Is It Time to Switch Personal Development Courses?
We have to be honest – there’s a lot of personal development courses out there to choose from. And there’s no perfect, one-size-fits-all course that we can recommend to everyone.
Personal development is a highly individual journey. A course that’s right for you is unlikely to be right for the person next to you. Spending too much time on a course that isn’t right for you can slow down your journey.
But how do you know when it’s time to switch personal development courses? More importantly, how do you know what to look for when a course may be hurting you?
Here’s a guide to determining when to stay and when to leave your current course and set your sights on a new one.
It Uses a System of Guilt
Using a system that punishes or rewards involves using a system of unnecessary guilt. If you don’t measure up, you’re punished. And that makes anyone feel bad. All that happens if you begin pushing yourself into otherwise healthy practices not to feel good but to avoid feeling bad.
Guilt creates unhealthy balances between you and the things you should love. You shouldn’t have to exercise every day to ‘earn’ a bite of chocolate.
Although it is easily masked as self-improvement, it has no trace of self-care. Because as soon as you take a day off because you’re tired or you’re busy, you’ll not only miss out on something you love, but you’ll feel bad about the whole journey.
Self-improvement happens when there’s no one keeping score. If your system does, it may be time to move on.

Exercises:
• 1. Condense the paragraph of the course-switching article that begins "Personal development is a highly individual journey" into a brief bulleted list that keeps its main points.
• 2. From the rows, reproduce the lines verbatim, beginning at the line that contains "row-header[interactable]: 20 bbox=[0, 369, 20, 384]" and ending after the line that contains "resize-handle[interactable] bbox=[620, 216, 629, 225]".
The text and the rows come from separate, unrelated sources.

[A block of data]
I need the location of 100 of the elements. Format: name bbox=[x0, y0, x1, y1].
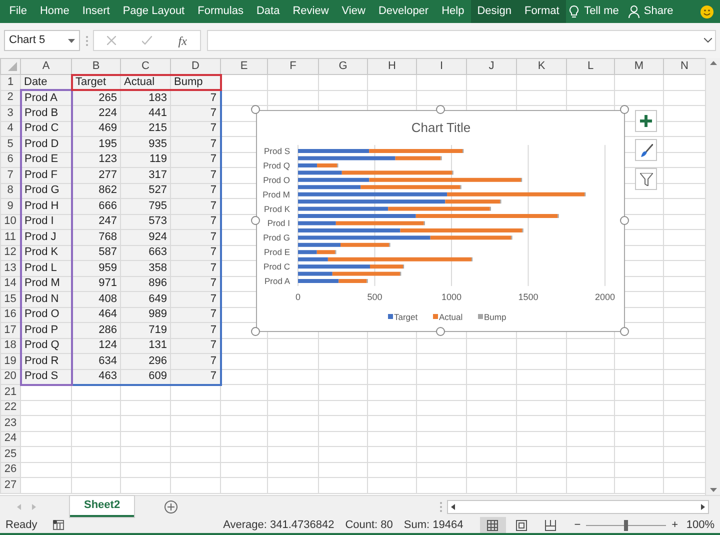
row-header[interactable]: 20 bbox=[0, 369, 20, 384]
column-header[interactable]: E bbox=[220, 58, 268, 74]
table-cell: 663 bbox=[120, 245, 170, 260]
add-sheet-icon[interactable] bbox=[164, 500, 178, 514]
resize-handle[interactable] bbox=[620, 216, 629, 225]
ribbon-tab[interactable]: Page Layout bbox=[116, 0, 192, 23]
table-cell: Prod G bbox=[20, 183, 72, 198]
ribbon-tab[interactable]: Format bbox=[518, 0, 566, 23]
column-header[interactable]: B bbox=[72, 58, 120, 74]
row-header[interactable]: 10 bbox=[0, 214, 20, 230]
column-header[interactable]: J bbox=[466, 58, 516, 74]
row-header[interactable]: 11 bbox=[0, 230, 20, 245]
ribbon-tab[interactable]: Formulas bbox=[191, 0, 250, 23]
share-button[interactable]: Share bbox=[641, 0, 680, 23]
column-header[interactable]: K bbox=[516, 58, 566, 74]
chevron-down-icon[interactable] bbox=[704, 38, 712, 43]
ribbon-tab[interactable]: Review bbox=[286, 0, 336, 23]
axis-label: Prod S bbox=[264, 146, 290, 156]
zoom-slider-thumb[interactable] bbox=[624, 520, 628, 530]
status-average: Average: 341.4736842 bbox=[223, 518, 334, 533]
row-header[interactable]: 2 bbox=[0, 90, 20, 106]
ribbon-tab[interactable]: Insert bbox=[76, 0, 116, 23]
resize-handle[interactable] bbox=[251, 216, 260, 225]
smiley-icon[interactable] bbox=[700, 4, 714, 18]
check-icon[interactable] bbox=[142, 36, 152, 45]
ribbon-tab[interactable]: Data bbox=[250, 0, 286, 23]
ribbon-tab[interactable]: Developer bbox=[372, 0, 436, 23]
normal-view-button[interactable] bbox=[480, 517, 506, 533]
plus-icon bbox=[640, 115, 652, 127]
cancel-icon[interactable] bbox=[107, 36, 116, 45]
column-header[interactable]: I bbox=[416, 58, 466, 74]
insert-function-button[interactable]: fx bbox=[178, 32, 187, 50]
row-header[interactable]: 1 bbox=[0, 74, 20, 90]
legend-item[interactable]: Actual bbox=[433, 312, 463, 322]
row-header[interactable]: 24 bbox=[0, 431, 20, 446]
row-header[interactable]: 23 bbox=[0, 416, 20, 431]
row-header[interactable]: 18 bbox=[0, 338, 20, 354]
row-header[interactable]: 19 bbox=[0, 354, 20, 369]
row-header[interactable]: 27 bbox=[0, 478, 20, 493]
chevron-up-icon[interactable] bbox=[710, 60, 716, 65]
resize-handle[interactable] bbox=[251, 105, 260, 114]
column-header[interactable]: A bbox=[20, 58, 72, 74]
row-header[interactable]: 16 bbox=[0, 307, 20, 322]
row-header[interactable]: 14 bbox=[0, 276, 20, 292]
row-header[interactable]: 25 bbox=[0, 446, 20, 462]
column-header[interactable]: M bbox=[614, 58, 664, 74]
chevron-down-icon[interactable] bbox=[710, 488, 716, 492]
column-header[interactable]: N bbox=[664, 58, 705, 74]
horizontal-scrollbar[interactable] bbox=[447, 500, 709, 514]
zoom-in-button[interactable]: + bbox=[672, 516, 678, 534]
ribbon-tab[interactable]: Home bbox=[33, 0, 76, 23]
row-header[interactable]: 6 bbox=[0, 152, 20, 168]
scroll-right-icon[interactable] bbox=[701, 504, 706, 510]
column-header[interactable]: G bbox=[318, 58, 368, 74]
table-cell: 464 bbox=[72, 307, 120, 322]
zoom-out-button[interactable]: − bbox=[574, 516, 581, 534]
scroll-left-icon[interactable] bbox=[450, 504, 455, 510]
column-header[interactable]: C bbox=[120, 58, 170, 74]
brush-icon bbox=[640, 144, 652, 156]
ribbon-tab[interactable]: View bbox=[335, 0, 372, 23]
chart-filters-button[interactable] bbox=[635, 168, 657, 190]
macro-record-icon[interactable] bbox=[53, 520, 64, 530]
table-cell: 441 bbox=[120, 106, 170, 121]
resize-handle[interactable] bbox=[251, 327, 260, 336]
row-header[interactable]: 3 bbox=[0, 106, 20, 121]
row-header[interactable]: 5 bbox=[0, 136, 20, 152]
row-header[interactable]: 8 bbox=[0, 183, 20, 198]
row-header[interactable]: 13 bbox=[0, 260, 20, 276]
chart-styles-button[interactable] bbox=[635, 139, 657, 161]
chart-elements-button[interactable] bbox=[635, 110, 657, 132]
row-header[interactable]: 21 bbox=[0, 384, 20, 400]
ribbon-tab[interactable]: Help bbox=[435, 0, 471, 23]
chart-title[interactable]: Chart Title bbox=[411, 120, 471, 135]
name-box[interactable]: Chart 5 bbox=[4, 30, 80, 51]
row-header[interactable]: 15 bbox=[0, 292, 20, 307]
resize-handle[interactable] bbox=[620, 105, 629, 114]
row-header[interactable]: 17 bbox=[0, 322, 20, 338]
row-header[interactable]: 22 bbox=[0, 400, 20, 416]
tell-me-link[interactable]: Tell me bbox=[581, 0, 626, 23]
column-header[interactable]: H bbox=[368, 58, 416, 74]
row-header[interactable]: 26 bbox=[0, 462, 20, 478]
column-header[interactable]: F bbox=[268, 58, 318, 74]
ribbon-tab[interactable]: File bbox=[2, 0, 34, 23]
vertical-scrollbar[interactable] bbox=[705, 58, 720, 495]
column-header[interactable]: L bbox=[566, 58, 614, 74]
legend-item[interactable]: Target bbox=[388, 312, 418, 322]
legend-item[interactable]: Bump bbox=[478, 312, 506, 322]
sheet-tab[interactable]: Sheet2 bbox=[70, 496, 134, 517]
ribbon-tab[interactable]: Design bbox=[470, 0, 518, 23]
select-all-corner[interactable] bbox=[0, 58, 20, 74]
row-header[interactable]: 7 bbox=[0, 168, 20, 183]
column-header[interactable]: D bbox=[170, 58, 220, 74]
row-header[interactable]: 9 bbox=[0, 198, 20, 214]
chart-area[interactable]: 0 500 1000 1500 2000 Chart Title Prod S Prod Q Prod O Prod M Prod K Prod I Prod G Prod E Prod C Prod A Target Actual Bump bbox=[256, 110, 625, 332]
row-header[interactable]: 4 bbox=[0, 121, 20, 136]
table-cell: 463 bbox=[72, 369, 120, 384]
resize-handle[interactable] bbox=[620, 327, 629, 336]
zoom-level[interactable]: 100% bbox=[686, 516, 714, 534]
row-header[interactable]: 12 bbox=[0, 245, 20, 260]
formula-input[interactable] bbox=[206, 30, 716, 51]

Final answers:
• 1.
- Personal development is a highly individual journey.
- A course that suits one person is unlikely to suit another.
- Spending too long on an unsuitable course can slow progress.

• 2.
row-header[interactable]: 20 bbox=[0, 369, 20, 384]
column-header[interactable]: E bbox=[220, 58, 268, 74]
table-cell: 663 bbox=[120, 245, 170, 260]
add-sheet-icon[interactable] bbox=[164, 500, 178, 514]
resize-handle[interactable] bbox=[620, 216, 629, 225]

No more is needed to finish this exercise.